## Short problem
Tally the lines containing the word "Pesquisar" and give the total alone.

## Input material
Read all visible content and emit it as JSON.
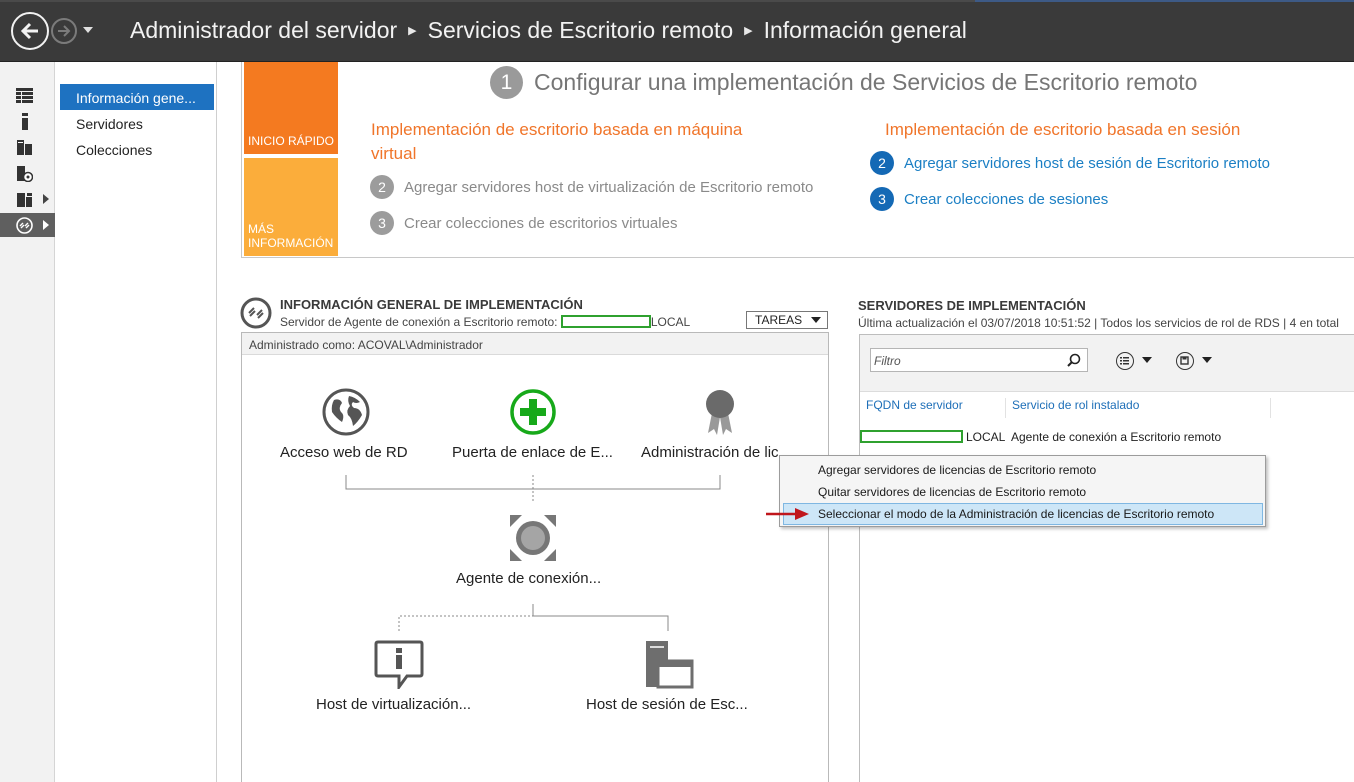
{
  "colors": {
    "titlebar": "#3a3a3a",
    "accent_blue": "#1e72c1",
    "orange": "#f47a20",
    "yellow": "#fbad3b",
    "link_blue": "#1b7fc4",
    "redaction_green": "#2fa12f",
    "arrow_red": "#c0161c"
  },
  "titlebar": {
    "back_icon": "back-arrow-icon",
    "forward_icon": "forward-arrow-icon",
    "crumbs": [
      "Administrador del servidor",
      "Servicios de Escritorio remoto",
      "Información general"
    ]
  },
  "iconbar": {
    "items": [
      "dashboard-icon",
      "local-server-icon",
      "all-servers-icon",
      "file-storage-icon",
      "roles-icon",
      "remote-desktop-icon"
    ]
  },
  "nav": {
    "items": [
      "Información gene...",
      "Servidores",
      "Colecciones"
    ]
  },
  "quickstart": {
    "tile_quick": "INICIO RÁPIDO",
    "tile_more_1": "MÁS",
    "tile_more_2": "INFORMACIÓN",
    "step1_num": "1",
    "title": "Configurar una implementación de Servicios de Escritorio remoto",
    "vm_head_1": "Implementación de escritorio basada en máquina",
    "vm_head_2": "virtual",
    "vm_steps": [
      {
        "num": "2",
        "label": "Agregar servidores host de virtualización de Escritorio remoto"
      },
      {
        "num": "3",
        "label": "Crear colecciones de escritorios virtuales"
      }
    ],
    "session_head": "Implementación de escritorio basada en sesión",
    "session_steps": [
      {
        "num": "2",
        "label": "Agregar servidores host de sesión de Escritorio remoto"
      },
      {
        "num": "3",
        "label": "Crear colecciones de sesiones"
      }
    ]
  },
  "overview": {
    "title": "INFORMACIÓN GENERAL DE IMPLEMENTACIÓN",
    "subtitle_prefix": "Servidor de Agente de conexión a Escritorio remoto:",
    "subtitle_suffix": "LOCAL",
    "tasks": "TAREAS",
    "managed_as": "Administrado como: ACOVAL\\Administrador",
    "nodes": {
      "web": "Acceso web de RD",
      "gateway": "Puerta de enlace de E...",
      "licensing": "Administración de lic...",
      "broker": "Agente de conexión...",
      "virt_host": "Host de virtualización...",
      "session_host": "Host de sesión de Esc..."
    }
  },
  "servers": {
    "title": "SERVIDORES DE IMPLEMENTACIÓN",
    "subtitle": "Última actualización el 03/07/2018 10:51:52 | Todos los servicios de rol de RDS  | 4 en total",
    "filter_placeholder": "Filtro",
    "columns": [
      "FQDN de servidor",
      "Servicio de rol instalado"
    ],
    "rows": [
      {
        "fqdn_suffix": "LOCAL",
        "role": "Agente de conexión a Escritorio remoto"
      }
    ]
  },
  "context_menu": {
    "items": [
      "Agregar servidores de licencias de Escritorio remoto",
      "Quitar servidores de licencias de Escritorio remoto",
      "Seleccionar el modo de la Administración de licencias de Escritorio remoto"
    ],
    "highlighted_index": 2
  }
}
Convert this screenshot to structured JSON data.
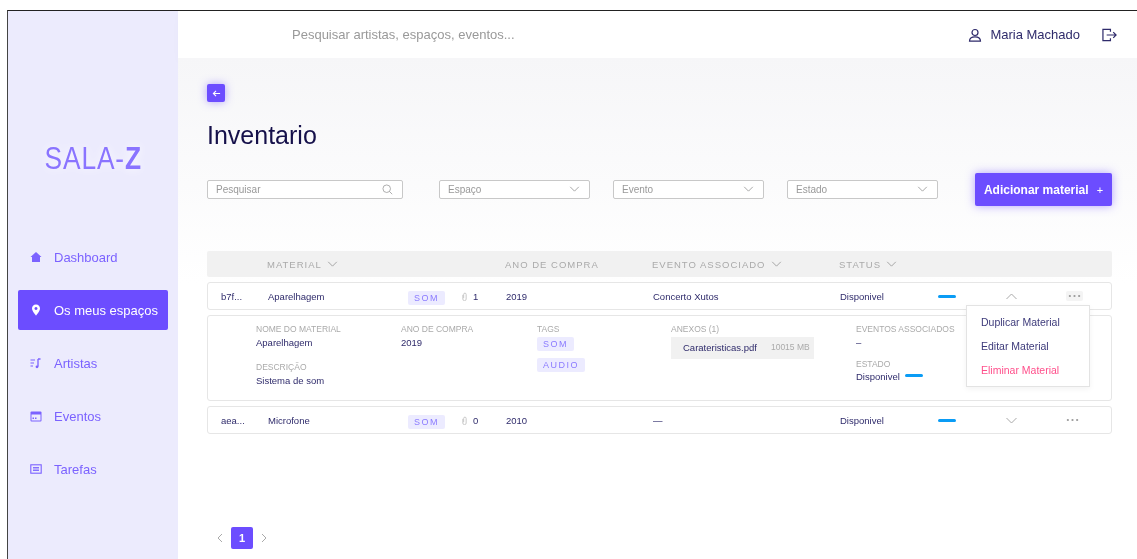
{
  "logo": "SALA-**Z**",
  "header": {
    "search_placeholder": "Pesquisar artistas, espaços, eventos...",
    "user": "Maria Machado"
  },
  "sidebar": {
    "items": [
      {
        "label": "Dashboard",
        "selected": false
      },
      {
        "label": "Os meus espaços",
        "selected": true
      },
      {
        "label": "Artistas",
        "selected": false
      },
      {
        "label": "Eventos",
        "selected": false
      },
      {
        "label": "Tarefas",
        "selected": false
      }
    ]
  },
  "title": "Inventario",
  "filters": [
    {
      "kind": "search",
      "placeholder": "Pesquisar"
    },
    {
      "kind": "select",
      "placeholder": "Espaço"
    },
    {
      "kind": "select",
      "placeholder": "Evento"
    },
    {
      "kind": "select",
      "placeholder": "Estado"
    }
  ],
  "add_button": {
    "label": "Adicionar material",
    "icon": "+"
  },
  "table": {
    "columns": [
      {
        "label": "MATERIAL",
        "sortable": true
      },
      {
        "label": "ANO DE COMPRA",
        "sortable": false
      },
      {
        "label": "EVENTO ASSOCIADO",
        "sortable": true
      },
      {
        "label": "STATUS",
        "sortable": true
      }
    ],
    "rows": [
      {
        "id": "b7f...",
        "material": "Aparelhagem",
        "tag": "SOM",
        "attachments": "1",
        "year": "2019",
        "event": "Concerto Xutos",
        "status": "Disponivel",
        "color": "#0a9cf5",
        "expanded": true,
        "menu_open": true,
        "details": {
          "name_label": "NOME DO MATERIAL",
          "name": "Aparelhagem",
          "description_label": "DESCRIÇÃO",
          "description": "Sistema de som",
          "year_label": "ANO DE COMPRA",
          "year": "2019",
          "tags_label": "TAGS",
          "tags": [
            "SOM",
            "AUDIO"
          ],
          "attachments_label": "ANEXOS (1)",
          "files": [
            {
              "name": "Carateristicas.pdf",
              "size": "10015 MB"
            }
          ],
          "events_label": "EVENTOS ASSOCIADOS",
          "events": "–",
          "state_label": "ESTADO",
          "state": "Disponivel"
        }
      },
      {
        "id": "aea...",
        "material": "Microfone",
        "tag": "SOM",
        "attachments": "0",
        "year": "2010",
        "event": "—",
        "status": "Disponivel",
        "color": "#0a9cf5",
        "expanded": false,
        "menu_open": false
      }
    ]
  },
  "menu": {
    "items": [
      {
        "label": "Duplicar Material",
        "kind": "normal"
      },
      {
        "label": "Editar Material",
        "kind": "normal"
      },
      {
        "label": "Eliminar Material",
        "kind": "danger"
      }
    ]
  },
  "pagination": {
    "pages": [
      {
        "label": "1",
        "selected": true
      }
    ]
  }
}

## Finished task
2